*Problem details*
Look through the listing and locate every line containing the word "Tryb"; copy those lines.

— START —

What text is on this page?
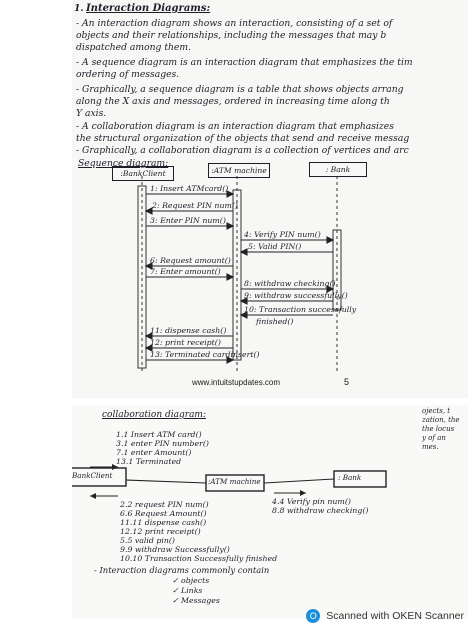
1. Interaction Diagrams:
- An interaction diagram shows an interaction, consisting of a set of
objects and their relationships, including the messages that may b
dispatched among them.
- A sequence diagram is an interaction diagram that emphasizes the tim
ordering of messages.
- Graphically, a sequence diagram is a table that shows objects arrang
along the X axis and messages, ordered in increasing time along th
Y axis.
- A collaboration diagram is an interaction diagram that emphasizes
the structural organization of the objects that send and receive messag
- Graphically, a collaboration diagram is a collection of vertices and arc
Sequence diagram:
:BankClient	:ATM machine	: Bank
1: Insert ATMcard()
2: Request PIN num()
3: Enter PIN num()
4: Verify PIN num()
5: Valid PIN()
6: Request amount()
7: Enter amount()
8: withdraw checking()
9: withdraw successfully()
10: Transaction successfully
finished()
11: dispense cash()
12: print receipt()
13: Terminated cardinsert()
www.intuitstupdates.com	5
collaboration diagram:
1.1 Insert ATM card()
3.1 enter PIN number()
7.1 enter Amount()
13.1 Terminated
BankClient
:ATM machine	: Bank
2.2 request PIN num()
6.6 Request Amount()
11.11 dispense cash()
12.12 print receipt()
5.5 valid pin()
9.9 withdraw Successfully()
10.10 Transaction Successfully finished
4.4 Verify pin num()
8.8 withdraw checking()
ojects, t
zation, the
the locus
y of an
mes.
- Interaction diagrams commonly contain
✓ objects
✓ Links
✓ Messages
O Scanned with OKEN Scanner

— END —
— START —

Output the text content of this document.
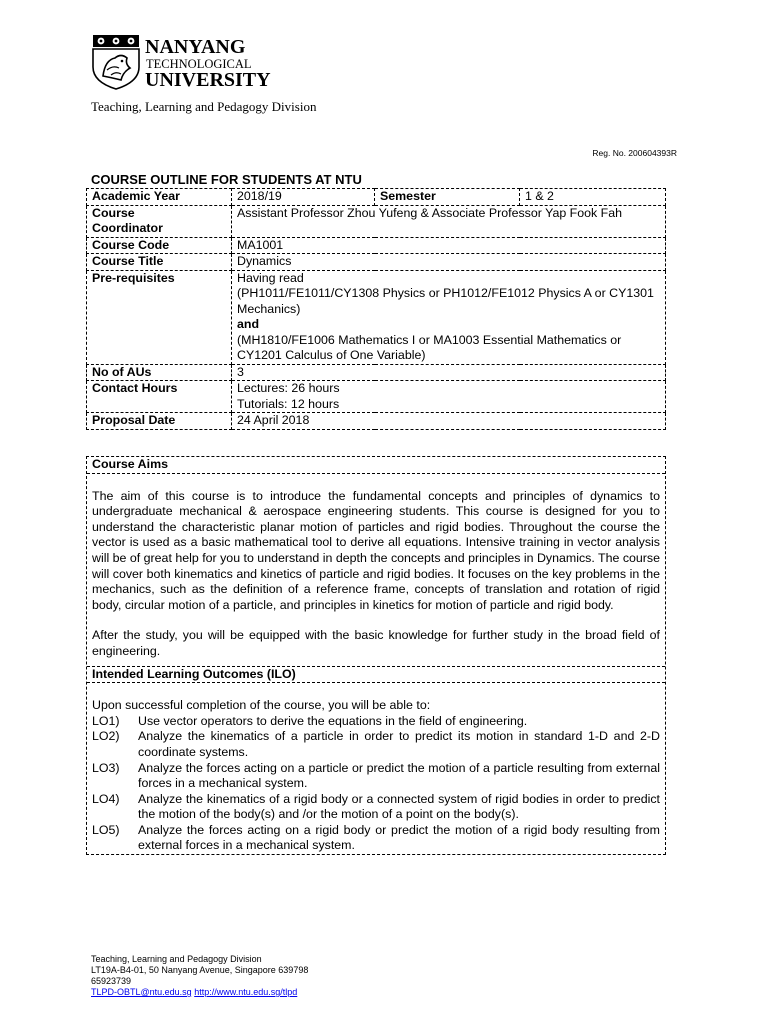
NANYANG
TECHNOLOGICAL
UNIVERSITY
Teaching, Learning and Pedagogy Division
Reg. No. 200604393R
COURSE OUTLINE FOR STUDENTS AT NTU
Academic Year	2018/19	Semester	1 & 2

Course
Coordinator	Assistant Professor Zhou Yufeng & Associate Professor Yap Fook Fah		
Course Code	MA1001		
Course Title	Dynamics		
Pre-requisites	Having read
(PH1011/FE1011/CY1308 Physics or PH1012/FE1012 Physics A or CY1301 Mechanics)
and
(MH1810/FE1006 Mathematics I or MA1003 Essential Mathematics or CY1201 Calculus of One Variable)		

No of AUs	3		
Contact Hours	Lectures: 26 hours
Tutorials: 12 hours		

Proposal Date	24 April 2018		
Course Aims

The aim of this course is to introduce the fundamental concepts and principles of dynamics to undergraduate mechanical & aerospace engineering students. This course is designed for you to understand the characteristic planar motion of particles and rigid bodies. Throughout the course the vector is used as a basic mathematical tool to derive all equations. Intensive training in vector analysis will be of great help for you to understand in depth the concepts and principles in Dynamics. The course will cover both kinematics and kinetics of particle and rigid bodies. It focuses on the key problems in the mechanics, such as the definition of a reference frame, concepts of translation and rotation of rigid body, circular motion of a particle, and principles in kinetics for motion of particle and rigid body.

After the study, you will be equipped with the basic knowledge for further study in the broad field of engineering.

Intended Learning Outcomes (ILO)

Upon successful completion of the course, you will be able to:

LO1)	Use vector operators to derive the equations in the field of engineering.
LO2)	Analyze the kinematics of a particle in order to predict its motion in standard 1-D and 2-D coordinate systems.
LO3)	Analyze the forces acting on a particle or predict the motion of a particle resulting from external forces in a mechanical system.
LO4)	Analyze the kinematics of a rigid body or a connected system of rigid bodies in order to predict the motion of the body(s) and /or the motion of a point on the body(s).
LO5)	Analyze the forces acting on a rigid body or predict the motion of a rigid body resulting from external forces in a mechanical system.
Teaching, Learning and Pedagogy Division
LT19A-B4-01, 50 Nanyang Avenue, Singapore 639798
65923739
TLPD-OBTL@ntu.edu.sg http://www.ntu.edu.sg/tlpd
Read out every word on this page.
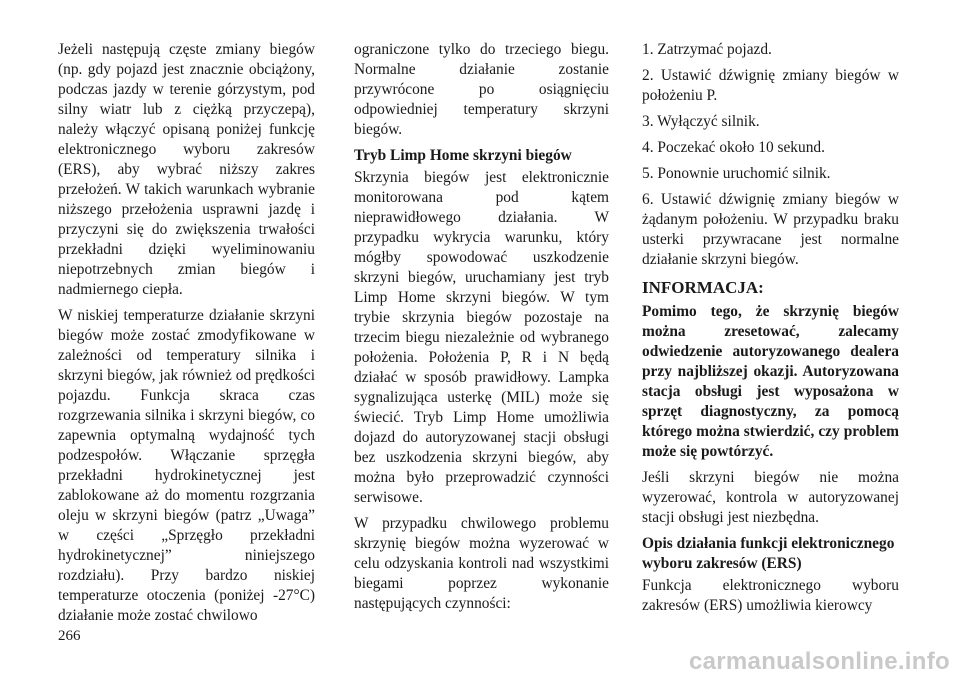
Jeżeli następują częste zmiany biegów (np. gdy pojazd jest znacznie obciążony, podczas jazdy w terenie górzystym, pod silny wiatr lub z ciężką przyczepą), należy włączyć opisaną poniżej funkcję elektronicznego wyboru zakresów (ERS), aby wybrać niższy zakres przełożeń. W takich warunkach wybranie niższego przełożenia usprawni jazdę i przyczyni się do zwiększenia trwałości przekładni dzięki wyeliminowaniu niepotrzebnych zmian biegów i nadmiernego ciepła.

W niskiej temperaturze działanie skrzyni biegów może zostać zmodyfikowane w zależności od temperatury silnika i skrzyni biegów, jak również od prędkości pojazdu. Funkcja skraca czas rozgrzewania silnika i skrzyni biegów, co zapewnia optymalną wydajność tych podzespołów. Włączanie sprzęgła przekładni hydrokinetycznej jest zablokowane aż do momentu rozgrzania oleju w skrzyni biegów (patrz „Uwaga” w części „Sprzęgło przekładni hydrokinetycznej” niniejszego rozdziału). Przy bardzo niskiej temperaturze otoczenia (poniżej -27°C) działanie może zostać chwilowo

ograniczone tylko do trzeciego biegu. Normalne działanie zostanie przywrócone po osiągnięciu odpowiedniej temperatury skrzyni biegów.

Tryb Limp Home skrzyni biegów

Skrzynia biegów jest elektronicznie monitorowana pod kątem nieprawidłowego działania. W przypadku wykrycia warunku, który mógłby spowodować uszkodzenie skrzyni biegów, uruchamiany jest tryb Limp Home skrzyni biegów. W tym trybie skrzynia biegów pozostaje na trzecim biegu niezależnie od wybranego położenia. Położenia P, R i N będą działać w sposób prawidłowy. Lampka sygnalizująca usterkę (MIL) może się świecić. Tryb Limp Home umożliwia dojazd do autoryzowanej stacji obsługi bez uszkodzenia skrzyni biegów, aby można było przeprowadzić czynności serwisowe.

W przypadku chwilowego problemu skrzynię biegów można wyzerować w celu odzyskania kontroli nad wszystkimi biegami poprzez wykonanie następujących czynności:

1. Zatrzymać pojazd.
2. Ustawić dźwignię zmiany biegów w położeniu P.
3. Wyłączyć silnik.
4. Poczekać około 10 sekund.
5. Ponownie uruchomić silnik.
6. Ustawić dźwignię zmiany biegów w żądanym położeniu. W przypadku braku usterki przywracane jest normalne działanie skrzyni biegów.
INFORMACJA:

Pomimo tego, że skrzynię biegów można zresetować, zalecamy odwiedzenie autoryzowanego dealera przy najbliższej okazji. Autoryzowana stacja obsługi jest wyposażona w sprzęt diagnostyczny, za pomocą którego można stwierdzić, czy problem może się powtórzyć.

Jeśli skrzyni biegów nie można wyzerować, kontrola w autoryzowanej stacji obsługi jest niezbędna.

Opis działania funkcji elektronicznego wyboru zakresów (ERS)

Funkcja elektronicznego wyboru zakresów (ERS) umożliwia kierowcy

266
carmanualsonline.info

— END —
— START —

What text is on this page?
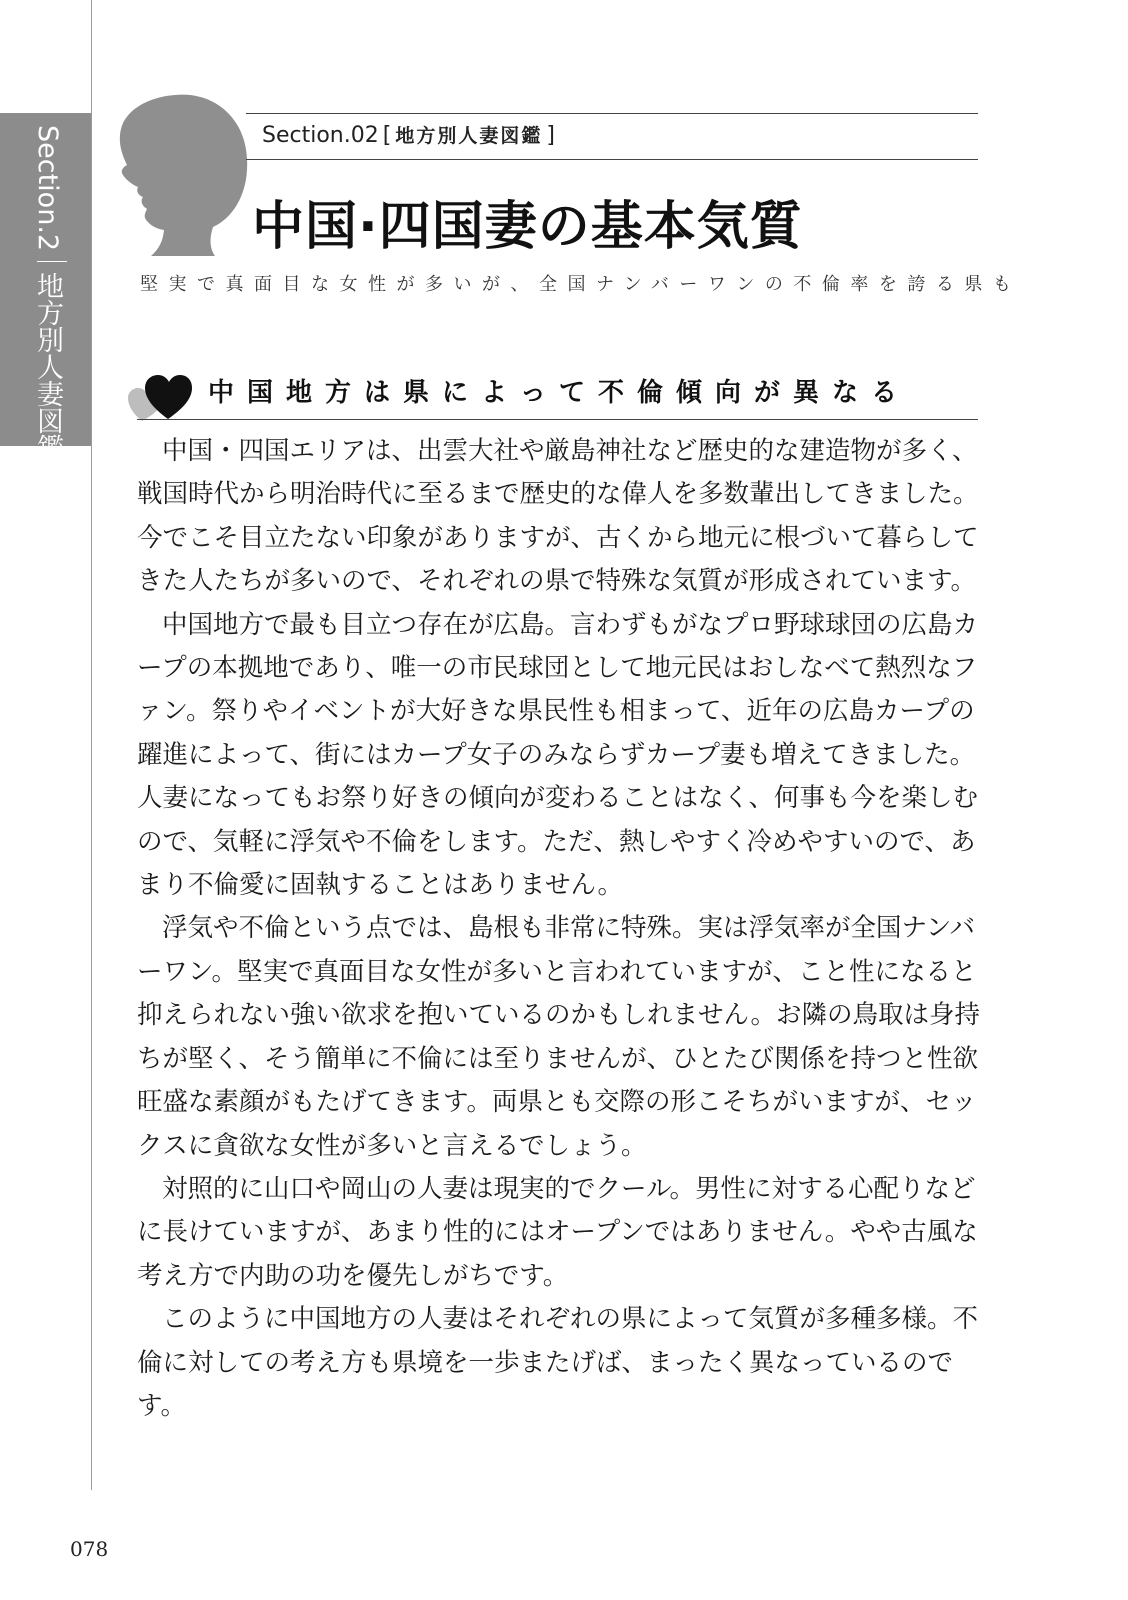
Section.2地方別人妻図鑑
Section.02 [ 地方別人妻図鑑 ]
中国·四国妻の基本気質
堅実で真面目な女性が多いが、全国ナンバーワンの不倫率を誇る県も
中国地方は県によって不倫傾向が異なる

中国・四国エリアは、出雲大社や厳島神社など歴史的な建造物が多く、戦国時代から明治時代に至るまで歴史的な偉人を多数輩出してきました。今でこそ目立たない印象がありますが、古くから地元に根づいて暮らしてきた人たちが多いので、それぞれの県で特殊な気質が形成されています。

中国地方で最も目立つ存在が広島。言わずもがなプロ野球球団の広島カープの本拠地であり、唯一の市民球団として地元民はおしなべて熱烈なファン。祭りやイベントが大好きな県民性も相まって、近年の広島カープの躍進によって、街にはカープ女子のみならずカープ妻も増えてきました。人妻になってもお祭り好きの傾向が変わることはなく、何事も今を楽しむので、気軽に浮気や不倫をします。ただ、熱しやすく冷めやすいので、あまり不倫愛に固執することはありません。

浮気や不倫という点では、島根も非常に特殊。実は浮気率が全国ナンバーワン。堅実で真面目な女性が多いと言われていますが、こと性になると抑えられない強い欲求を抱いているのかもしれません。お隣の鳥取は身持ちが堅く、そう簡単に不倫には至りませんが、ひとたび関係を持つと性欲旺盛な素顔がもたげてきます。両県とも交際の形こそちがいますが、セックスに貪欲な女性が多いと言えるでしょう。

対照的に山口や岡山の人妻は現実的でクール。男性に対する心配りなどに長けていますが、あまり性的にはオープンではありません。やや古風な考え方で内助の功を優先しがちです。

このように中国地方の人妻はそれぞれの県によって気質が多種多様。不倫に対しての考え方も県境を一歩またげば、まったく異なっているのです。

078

— END —

*The solution*
Tryb Limp Home skrzyni biegów
Skrzynia biegów jest elektronicznie monitorowana pod kątem nieprawidłowego działania. W przypadku wykrycia warunku, który mógłby spowodować uszkodzenie skrzyni biegów, uruchamiany jest tryb Limp Home skrzyni biegów. W tym trybie skrzynia biegów pozostaje na trzecim biegu niezależnie od wybranego położenia. Położenia P, R i N będą działać w sposób prawidłowy. Lampka sygnalizująca usterkę (MIL) może się świecić. Tryb Limp Home umożliwia dojazd do autoryzowanej stacji obsługi bez uszkodzenia skrzyni biegów, aby można było przeprowadzić czynności serwisowe.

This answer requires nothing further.